## Written request
Reproduce the listing exactly and skip over any pictures.

## Listed records
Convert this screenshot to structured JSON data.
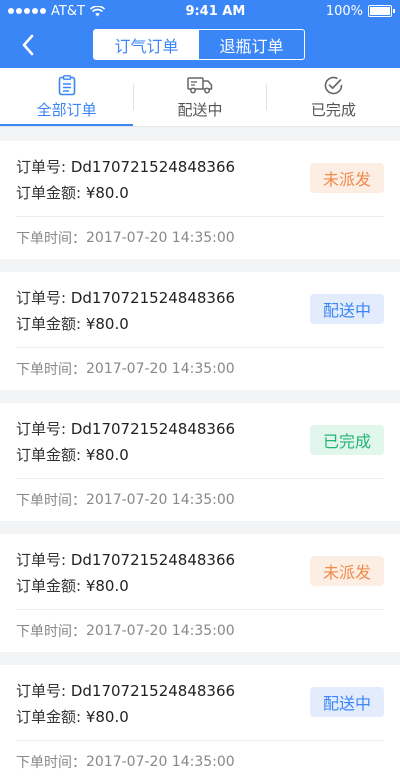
{
  "status_bar": {
    "carrier": "AT&T",
    "time": "9:41 AM",
    "battery": "100%"
  },
  "header": {
    "segments": [
      "订气订单",
      "退瓶订单"
    ],
    "active_segment": 0,
    "colors": {
      "primary": "#3b86f7"
    }
  },
  "tabs": [
    {
      "label": "全部订单",
      "icon": "clipboard-icon",
      "active": true
    },
    {
      "label": "配送中",
      "icon": "delivery-truck-icon",
      "active": false
    },
    {
      "label": "已完成",
      "icon": "check-circle-icon",
      "active": false
    }
  ],
  "orders": [
    {
      "order_no_label": "订单号:",
      "order_no": "Dd170721524848366",
      "amount_label": "订单金额:",
      "amount": "¥80.0",
      "time_label": "下单时间：",
      "time": "2017-07-20 14:35:00",
      "status": "未派发",
      "status_type": "pending"
    },
    {
      "order_no_label": "订单号:",
      "order_no": "Dd170721524848366",
      "amount_label": "订单金额:",
      "amount": "¥80.0",
      "time_label": "下单时间：",
      "time": "2017-07-20 14:35:00",
      "status": "配送中",
      "status_type": "shipping"
    },
    {
      "order_no_label": "订单号:",
      "order_no": "Dd170721524848366",
      "amount_label": "订单金额:",
      "amount": "¥80.0",
      "time_label": "下单时间：",
      "time": "2017-07-20 14:35:00",
      "status": "已完成",
      "status_type": "done"
    },
    {
      "order_no_label": "订单号:",
      "order_no": "Dd170721524848366",
      "amount_label": "订单金额:",
      "amount": "¥80.0",
      "time_label": "下单时间：",
      "time": "2017-07-20 14:35:00",
      "status": "未派发",
      "status_type": "pending"
    },
    {
      "order_no_label": "订单号:",
      "order_no": "Dd170721524848366",
      "amount_label": "订单金额:",
      "amount": "¥80.0",
      "time_label": "下单时间：",
      "time": "2017-07-20 14:35:00",
      "status": "配送中",
      "status_type": "shipping"
    }
  ]
}
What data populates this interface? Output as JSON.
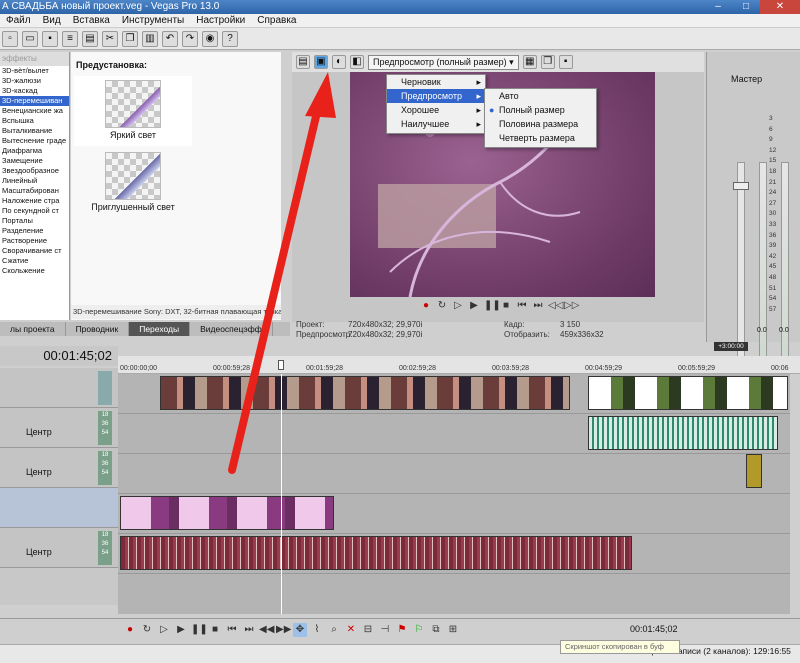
{
  "window": {
    "title": "А СВАДЬБА новый проект.veg - Vegas Pro 13.0"
  },
  "menubar": [
    "Файл",
    "Вид",
    "Вставка",
    "Инструменты",
    "Настройки",
    "Справка"
  ],
  "left_panel": {
    "header": "эффекты",
    "items": [
      "3D-вѐт/вылет",
      "3D-жалюзи",
      "3D-каскад",
      "3D-перемешиван",
      "Венецианские жа",
      "Вспышка",
      "Выталкивание",
      "Вытеснение граде",
      "Диафрагма",
      "Замещение",
      "Звездообразное",
      "Линейный",
      "Масштабирован",
      "Наложение стра",
      "По секундной ст",
      "Порталы",
      "Разделение",
      "Растворение",
      "Сворачивание ст",
      "Сжатие",
      "Скольжение"
    ],
    "selected_index": 3
  },
  "presets": {
    "title": "Предустановка:",
    "items": [
      "Яркий свет",
      "Приглушенный свет"
    ],
    "status": "3D-перемешивание Sony: DXT, 32-битная плавающая точка"
  },
  "tabs": [
    "лы проекта",
    "Проводник",
    "Переходы",
    "Видеоспецэфф"
  ],
  "active_tab": 2,
  "preview": {
    "combo": "Предпросмотр (полный размер)",
    "menu1": [
      {
        "label": "Черновик",
        "highlight": false
      },
      {
        "label": "Предпросмотр",
        "highlight": true
      },
      {
        "label": "Хорошее",
        "highlight": false
      },
      {
        "label": "Наилучшее",
        "highlight": false
      }
    ],
    "menu2": [
      {
        "label": "Авто",
        "selected": false
      },
      {
        "label": "Полный размер",
        "selected": true
      },
      {
        "label": "Половина размера",
        "selected": false
      },
      {
        "label": "Четверть размера",
        "selected": false
      }
    ],
    "info": {
      "project_label": "Проект:",
      "project_value": "720x480x32; 29,970i",
      "preview_label": "Предпросмотр:",
      "preview_value": "720x480x32; 29,970i",
      "frame_label": "Кадр:",
      "frame_value": "3 150",
      "display_label": "Отобразить:",
      "display_value": "459x336x32"
    }
  },
  "mixer": {
    "title": "Мастер",
    "scale": [
      "3",
      "6",
      "9",
      "12",
      "15",
      "18",
      "21",
      "24",
      "27",
      "30",
      "33",
      "36",
      "39",
      "42",
      "45",
      "48",
      "51",
      "54",
      "57"
    ],
    "readouts": [
      "0.0",
      "0.0"
    ]
  },
  "timeline": {
    "timecode": "00:01:45;02",
    "ruler": [
      "00:00:00;00",
      "00:00:59;28",
      "00:01:59;28",
      "00:02:59;28",
      "00:03:59;28",
      "00:04:59;29",
      "00:05:59;29",
      "00:06"
    ],
    "marker": "+3:00:00",
    "track_center": "Центр",
    "vol_text": [
      "18",
      "36",
      "54"
    ]
  },
  "bottom": {
    "timecode": "00:01:45;02",
    "record_time": "Время записи (2 каналов): 129:16:55",
    "tooltip": "Скриншот скопирован в буф"
  }
}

## Complete response
Convert this screenshot to structured JSON data.
{
  "status_bar": {
    "carrier": "AT&T",
    "time": "9:41 AM",
    "battery": "100%"
  },
  "header": {
    "segments": [
      "订气订单",
      "退瓶订单"
    ],
    "active_segment": 0,
    "colors": {
      "primary": "#3b86f7"
    }
  },
  "tabs": [
    {
      "label": "全部订单",
      "icon": "clipboard-icon",
      "active": true
    },
    {
      "label": "配送中",
      "icon": "delivery-truck-icon",
      "active": false
    },
    {
      "label": "已完成",
      "icon": "check-circle-icon",
      "active": false
    }
  ],
  "orders": [
    {
      "order_no_label": "订单号:",
      "order_no": "Dd170721524848366",
      "amount_label": "订单金额:",
      "amount": "¥80.0",
      "time_label": "下单时间：",
      "time": "2017-07-20 14:35:00",
      "status": "未派发",
      "status_type": "pending"
    },
    {
      "order_no_label": "订单号:",
      "order_no": "Dd170721524848366",
      "amount_label": "订单金额:",
      "amount": "¥80.0",
      "time_label": "下单时间：",
      "time": "2017-07-20 14:35:00",
      "status": "配送中",
      "status_type": "shipping"
    },
    {
      "order_no_label": "订单号:",
      "order_no": "Dd170721524848366",
      "amount_label": "订单金额:",
      "amount": "¥80.0",
      "time_label": "下单时间：",
      "time": "2017-07-20 14:35:00",
      "status": "已完成",
      "status_type": "done"
    },
    {
      "order_no_label": "订单号:",
      "order_no": "Dd170721524848366",
      "amount_label": "订单金额:",
      "amount": "¥80.0",
      "time_label": "下单时间：",
      "time": "2017-07-20 14:35:00",
      "status": "未派发",
      "status_type": "pending"
    },
    {
      "order_no_label": "订单号:",
      "order_no": "Dd170721524848366",
      "amount_label": "订单金额:",
      "amount": "¥80.0",
      "time_label": "下单时间：",
      "time": "2017-07-20 14:35:00",
      "status": "配送中",
      "status_type": "shipping"
    }
  ]
}
What data populates this interface? Output as JSON.
{
  "window": {
    "title": "А СВАДЬБА новый проект.veg - Vegas Pro 13.0"
  },
  "menubar": [
    "Файл",
    "Вид",
    "Вставка",
    "Инструменты",
    "Настройки",
    "Справка"
  ],
  "left_panel": {
    "header": "эффекты",
    "items": [
      "3D-вѐт/вылет",
      "3D-жалюзи",
      "3D-каскад",
      "3D-перемешиван",
      "Венецианские жа",
      "Вспышка",
      "Выталкивание",
      "Вытеснение граде",
      "Диафрагма",
      "Замещение",
      "Звездообразное",
      "Линейный",
      "Масштабирован",
      "Наложение стра",
      "По секундной ст",
      "Порталы",
      "Разделение",
      "Растворение",
      "Сворачивание ст",
      "Сжатие",
      "Скольжение"
    ],
    "selected_index": 3
  },
  "presets": {
    "title": "Предустановка:",
    "items": [
      "Яркий свет",
      "Приглушенный свет"
    ],
    "status": "3D-перемешивание Sony: DXT, 32-битная плавающая точка"
  },
  "tabs": [
    "лы проекта",
    "Проводник",
    "Переходы",
    "Видеоспецэфф"
  ],
  "active_tab": 2,
  "preview": {
    "combo": "Предпросмотр (полный размер)",
    "menu1": [
      {
        "label": "Черновик",
        "highlight": false
      },
      {
        "label": "Предпросмотр",
        "highlight": true
      },
      {
        "label": "Хорошее",
        "highlight": false
      },
      {
        "label": "Наилучшее",
        "highlight": false
      }
    ],
    "menu2": [
      {
        "label": "Авто",
        "selected": false
      },
      {
        "label": "Полный размер",
        "selected": true
      },
      {
        "label": "Половина размера",
        "selected": false
      },
      {
        "label": "Четверть размера",
        "selected": false
      }
    ],
    "info": {
      "project_label": "Проект:",
      "project_value": "720x480x32; 29,970i",
      "preview_label": "Предпросмотр:",
      "preview_value": "720x480x32; 29,970i",
      "frame_label": "Кадр:",
      "frame_value": "3 150",
      "display_label": "Отобразить:",
      "display_value": "459x336x32"
    }
  },
  "mixer": {
    "title": "Мастер",
    "scale": [
      "3",
      "6",
      "9",
      "12",
      "15",
      "18",
      "21",
      "24",
      "27",
      "30",
      "33",
      "36",
      "39",
      "42",
      "45",
      "48",
      "51",
      "54",
      "57"
    ],
    "readouts": [
      "0.0",
      "0.0"
    ]
  },
  "timeline": {
    "timecode": "00:01:45;02",
    "ruler": [
      "00:00:00;00",
      "00:00:59;28",
      "00:01:59;28",
      "00:02:59;28",
      "00:03:59;28",
      "00:04:59;29",
      "00:05:59;29",
      "00:06"
    ],
    "marker": "+3:00:00",
    "track_center": "Центр",
    "vol_text": [
      "18",
      "36",
      "54"
    ]
  },
  "bottom": {
    "timecode": "00:01:45;02",
    "record_time": "Время записи (2 каналов): 129:16:55",
    "tooltip": "Скриншот скопирован в буф"
  }
}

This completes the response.